▸ What you need to do
Locate every line in the material below that has the word "Pharmaceuticals". Copy each of those lines.

_ _ _ _

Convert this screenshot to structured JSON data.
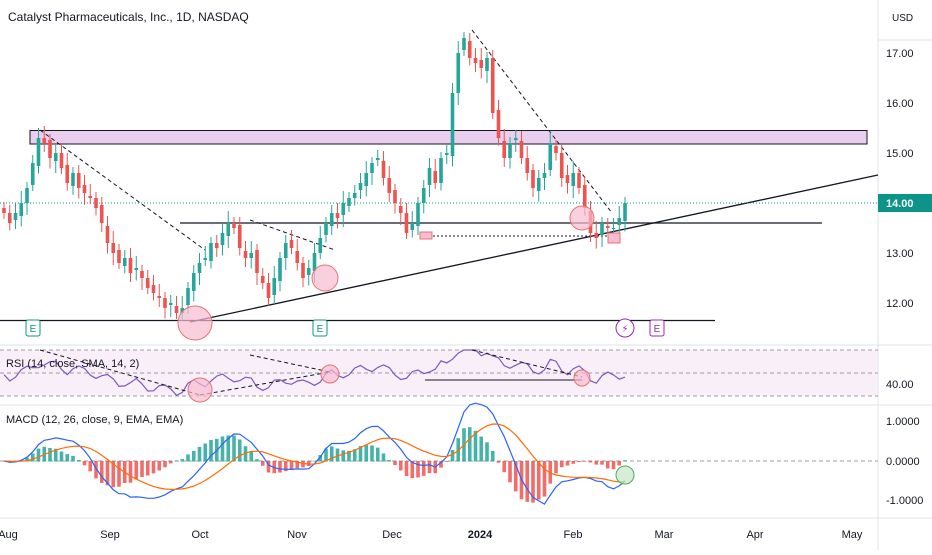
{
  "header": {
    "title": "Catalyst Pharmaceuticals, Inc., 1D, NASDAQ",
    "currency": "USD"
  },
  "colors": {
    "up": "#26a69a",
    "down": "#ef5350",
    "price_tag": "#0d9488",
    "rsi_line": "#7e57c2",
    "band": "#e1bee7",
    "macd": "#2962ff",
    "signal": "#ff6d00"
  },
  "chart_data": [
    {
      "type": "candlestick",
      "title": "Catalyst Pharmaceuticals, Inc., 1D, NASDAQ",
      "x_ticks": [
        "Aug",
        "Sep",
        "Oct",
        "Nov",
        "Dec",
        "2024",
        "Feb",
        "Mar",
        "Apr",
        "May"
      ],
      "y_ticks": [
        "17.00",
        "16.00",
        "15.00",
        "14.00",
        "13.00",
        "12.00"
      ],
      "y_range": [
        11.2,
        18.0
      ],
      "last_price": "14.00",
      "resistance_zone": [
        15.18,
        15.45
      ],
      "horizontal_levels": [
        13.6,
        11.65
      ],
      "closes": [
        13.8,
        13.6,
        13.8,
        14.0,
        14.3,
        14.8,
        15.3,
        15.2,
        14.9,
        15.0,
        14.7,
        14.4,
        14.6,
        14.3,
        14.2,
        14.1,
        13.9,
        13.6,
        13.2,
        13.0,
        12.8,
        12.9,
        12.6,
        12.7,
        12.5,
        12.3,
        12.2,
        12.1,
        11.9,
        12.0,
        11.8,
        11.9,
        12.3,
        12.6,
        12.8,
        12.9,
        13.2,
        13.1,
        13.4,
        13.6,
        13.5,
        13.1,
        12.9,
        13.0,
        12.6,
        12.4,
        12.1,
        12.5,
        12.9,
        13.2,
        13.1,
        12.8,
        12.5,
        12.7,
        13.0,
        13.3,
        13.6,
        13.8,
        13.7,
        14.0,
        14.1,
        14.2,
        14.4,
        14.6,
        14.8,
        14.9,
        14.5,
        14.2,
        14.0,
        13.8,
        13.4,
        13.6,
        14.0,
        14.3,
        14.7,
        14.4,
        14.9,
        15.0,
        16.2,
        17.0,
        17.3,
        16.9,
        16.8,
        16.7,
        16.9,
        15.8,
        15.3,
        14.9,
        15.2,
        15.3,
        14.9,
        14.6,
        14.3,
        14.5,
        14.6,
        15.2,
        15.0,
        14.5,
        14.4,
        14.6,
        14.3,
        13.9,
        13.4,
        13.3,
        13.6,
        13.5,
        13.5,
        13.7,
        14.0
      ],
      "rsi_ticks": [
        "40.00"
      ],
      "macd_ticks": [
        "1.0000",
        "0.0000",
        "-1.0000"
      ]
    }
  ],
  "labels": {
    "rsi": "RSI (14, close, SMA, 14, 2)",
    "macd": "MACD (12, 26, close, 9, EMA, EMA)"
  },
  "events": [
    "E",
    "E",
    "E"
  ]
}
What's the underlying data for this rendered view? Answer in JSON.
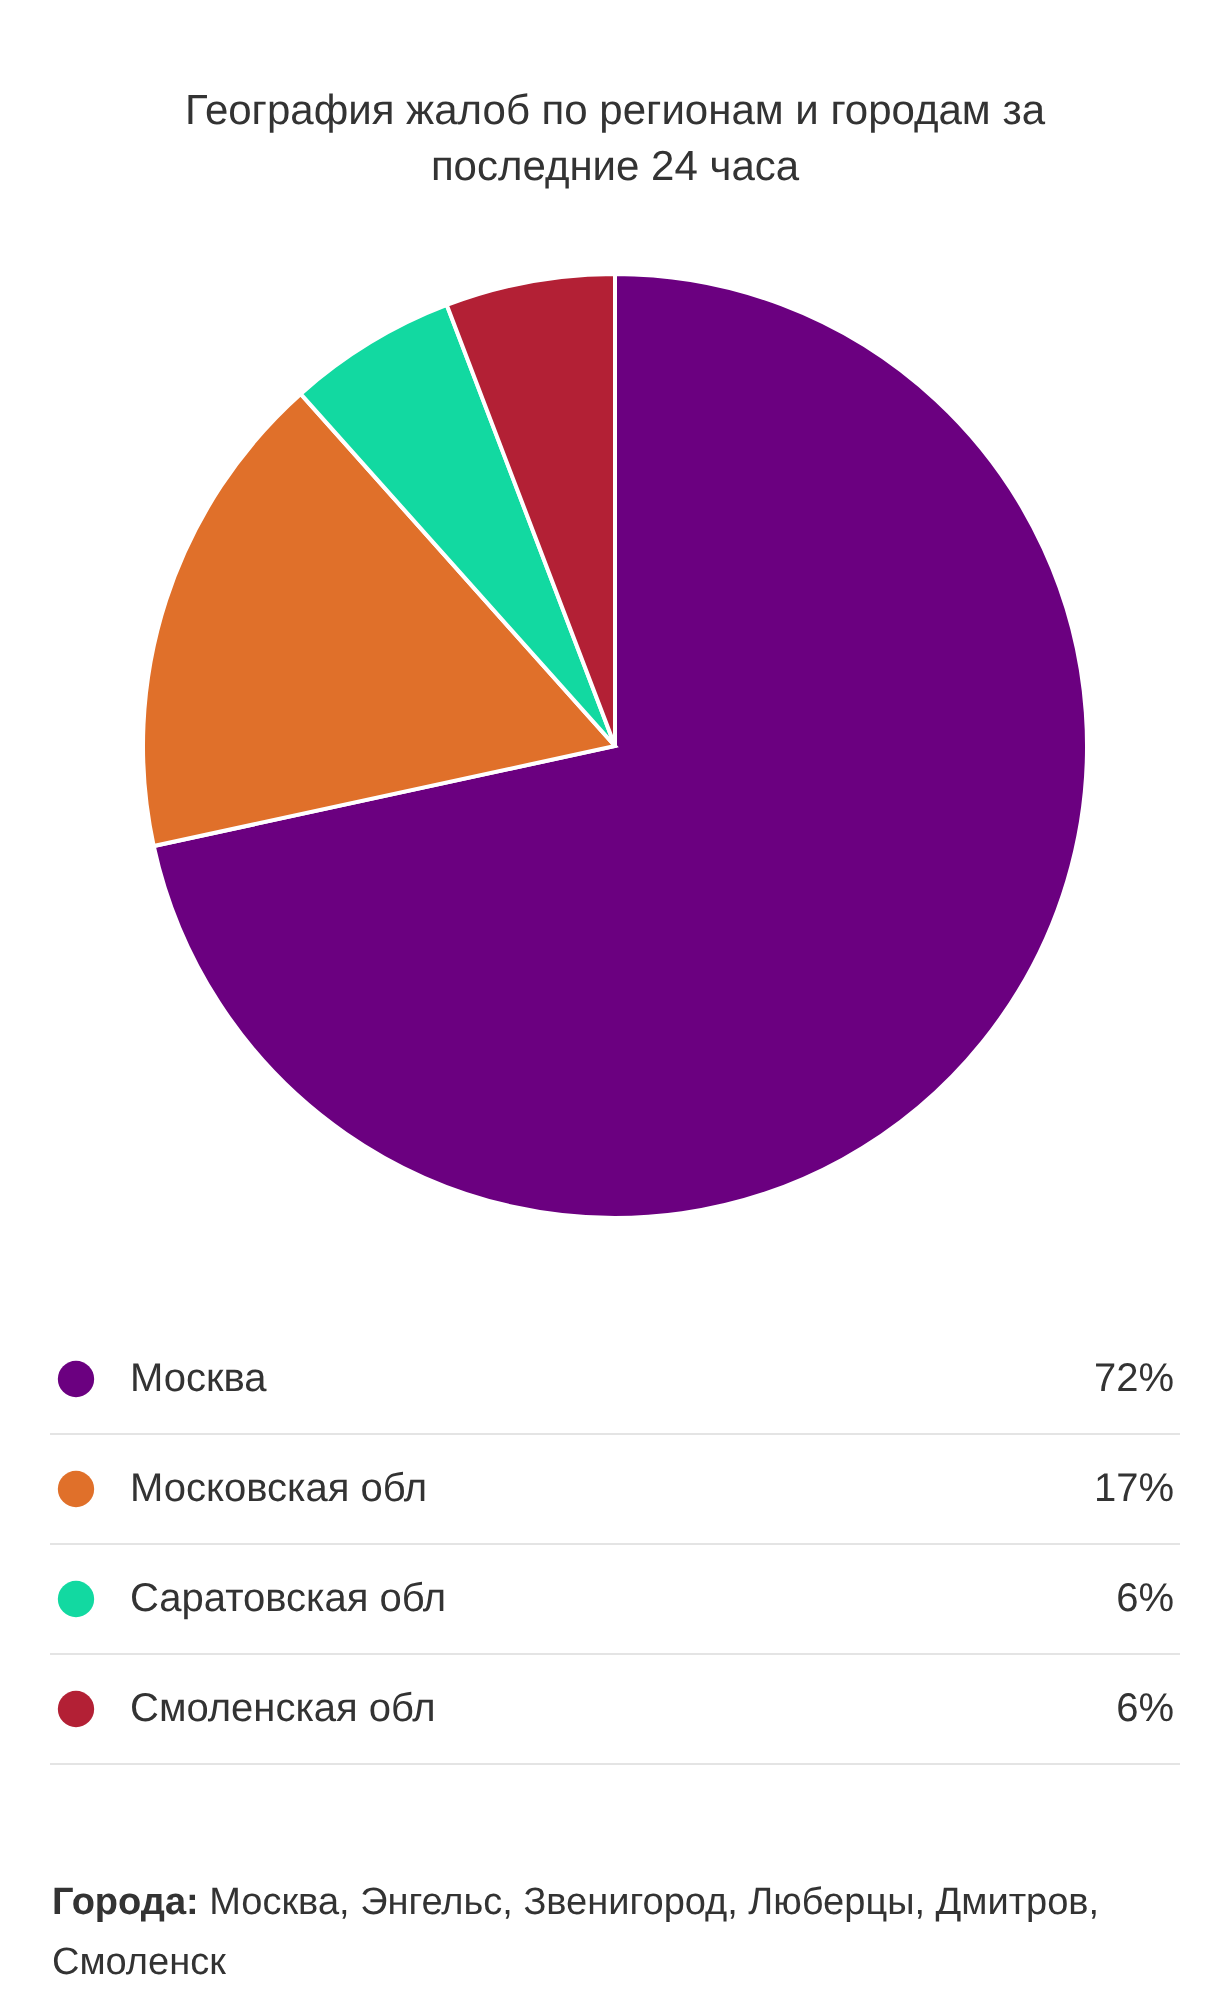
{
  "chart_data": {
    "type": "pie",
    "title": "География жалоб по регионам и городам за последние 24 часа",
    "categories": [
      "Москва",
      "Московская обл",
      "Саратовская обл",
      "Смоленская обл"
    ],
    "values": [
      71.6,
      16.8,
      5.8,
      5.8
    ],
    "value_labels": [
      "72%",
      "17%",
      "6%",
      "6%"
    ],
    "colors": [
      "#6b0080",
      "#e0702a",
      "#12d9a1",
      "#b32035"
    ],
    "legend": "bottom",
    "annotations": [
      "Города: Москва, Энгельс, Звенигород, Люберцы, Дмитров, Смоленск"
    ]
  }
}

_ _ _ _

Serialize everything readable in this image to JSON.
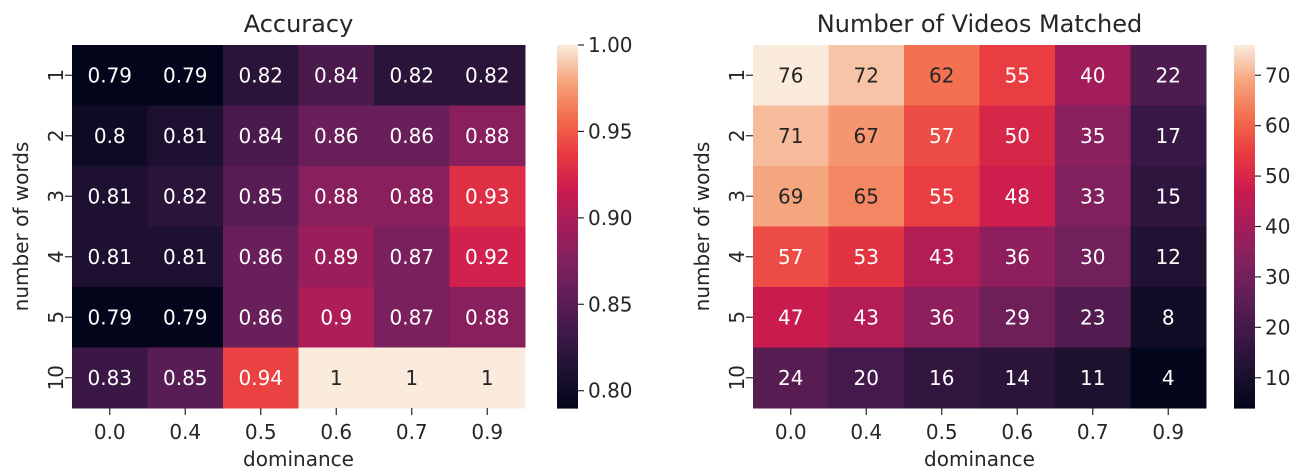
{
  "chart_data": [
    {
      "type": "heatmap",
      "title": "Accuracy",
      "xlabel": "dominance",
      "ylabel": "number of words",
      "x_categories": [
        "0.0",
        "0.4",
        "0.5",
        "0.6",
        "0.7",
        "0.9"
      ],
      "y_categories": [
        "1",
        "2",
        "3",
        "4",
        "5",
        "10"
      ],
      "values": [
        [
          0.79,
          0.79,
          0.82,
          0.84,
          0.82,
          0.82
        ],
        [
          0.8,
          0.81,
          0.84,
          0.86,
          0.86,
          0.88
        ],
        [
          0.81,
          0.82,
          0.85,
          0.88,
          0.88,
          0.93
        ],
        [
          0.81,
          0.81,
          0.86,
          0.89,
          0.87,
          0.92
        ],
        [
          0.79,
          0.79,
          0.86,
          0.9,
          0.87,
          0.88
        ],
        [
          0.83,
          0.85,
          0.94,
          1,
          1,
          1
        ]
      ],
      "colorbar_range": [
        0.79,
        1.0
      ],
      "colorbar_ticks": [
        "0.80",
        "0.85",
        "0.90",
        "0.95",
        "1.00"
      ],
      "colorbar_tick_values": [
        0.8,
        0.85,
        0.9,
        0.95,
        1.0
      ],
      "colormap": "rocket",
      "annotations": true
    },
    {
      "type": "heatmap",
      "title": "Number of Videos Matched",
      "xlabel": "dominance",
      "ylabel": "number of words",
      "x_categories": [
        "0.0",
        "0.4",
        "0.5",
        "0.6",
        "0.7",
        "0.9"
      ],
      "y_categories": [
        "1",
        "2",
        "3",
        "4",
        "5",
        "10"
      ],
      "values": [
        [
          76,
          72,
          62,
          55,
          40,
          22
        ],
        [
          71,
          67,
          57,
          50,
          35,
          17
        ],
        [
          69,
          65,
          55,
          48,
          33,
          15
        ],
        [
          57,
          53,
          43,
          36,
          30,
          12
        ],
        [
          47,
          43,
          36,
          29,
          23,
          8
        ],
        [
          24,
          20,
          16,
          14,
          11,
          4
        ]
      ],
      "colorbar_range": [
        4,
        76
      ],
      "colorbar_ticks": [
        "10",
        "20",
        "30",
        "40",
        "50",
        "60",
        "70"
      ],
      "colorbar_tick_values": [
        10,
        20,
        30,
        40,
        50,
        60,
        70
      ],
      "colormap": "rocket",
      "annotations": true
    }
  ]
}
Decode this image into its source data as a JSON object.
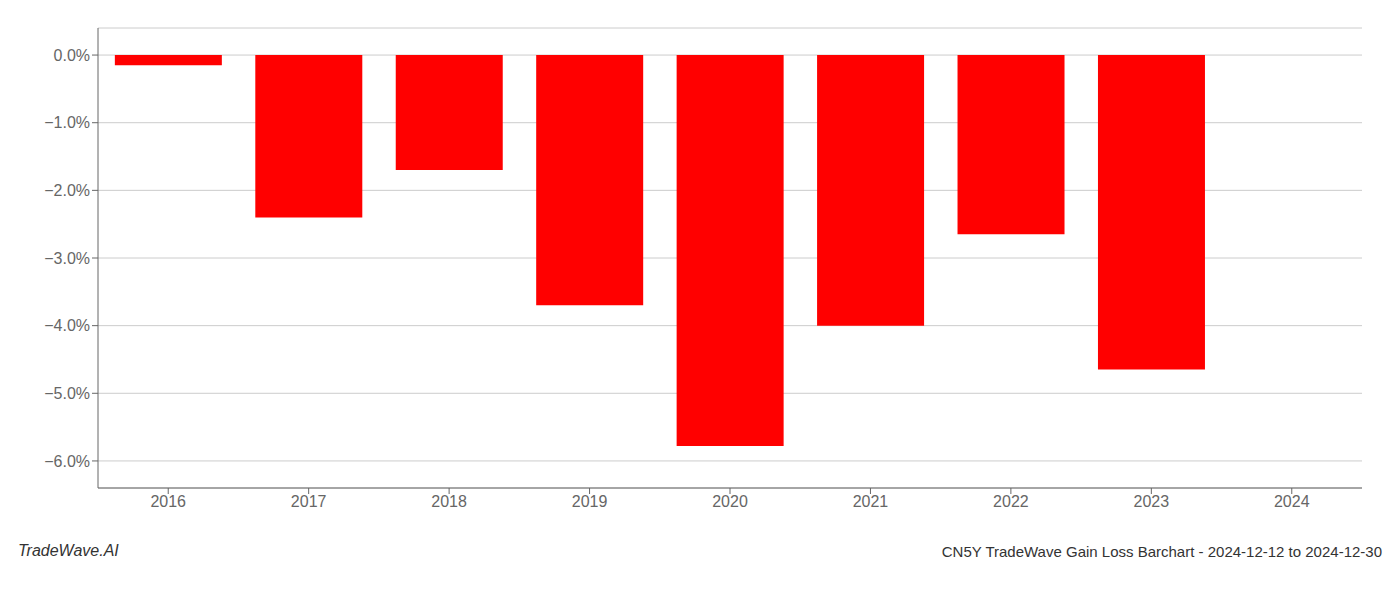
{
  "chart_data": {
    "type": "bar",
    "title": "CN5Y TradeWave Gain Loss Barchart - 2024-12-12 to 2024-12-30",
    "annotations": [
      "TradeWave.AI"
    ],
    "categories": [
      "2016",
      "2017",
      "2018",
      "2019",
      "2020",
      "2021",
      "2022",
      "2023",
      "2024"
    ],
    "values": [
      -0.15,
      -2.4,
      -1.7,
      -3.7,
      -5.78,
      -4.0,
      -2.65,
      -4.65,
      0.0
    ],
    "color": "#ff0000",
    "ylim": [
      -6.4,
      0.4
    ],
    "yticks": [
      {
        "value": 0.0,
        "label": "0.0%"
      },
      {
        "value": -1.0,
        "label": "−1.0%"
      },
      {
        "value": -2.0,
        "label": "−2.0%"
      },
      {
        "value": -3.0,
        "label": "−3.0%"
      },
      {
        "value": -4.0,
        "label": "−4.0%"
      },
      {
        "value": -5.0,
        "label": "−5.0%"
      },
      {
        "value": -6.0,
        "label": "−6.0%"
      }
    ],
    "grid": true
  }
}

_ _ _ _

▸ Correct answer
    "title": "Catalyst Pharmaceuticals, Inc., 1D, NASDAQ",
      "title": "Catalyst Pharmaceuticals, Inc., 1D, NASDAQ",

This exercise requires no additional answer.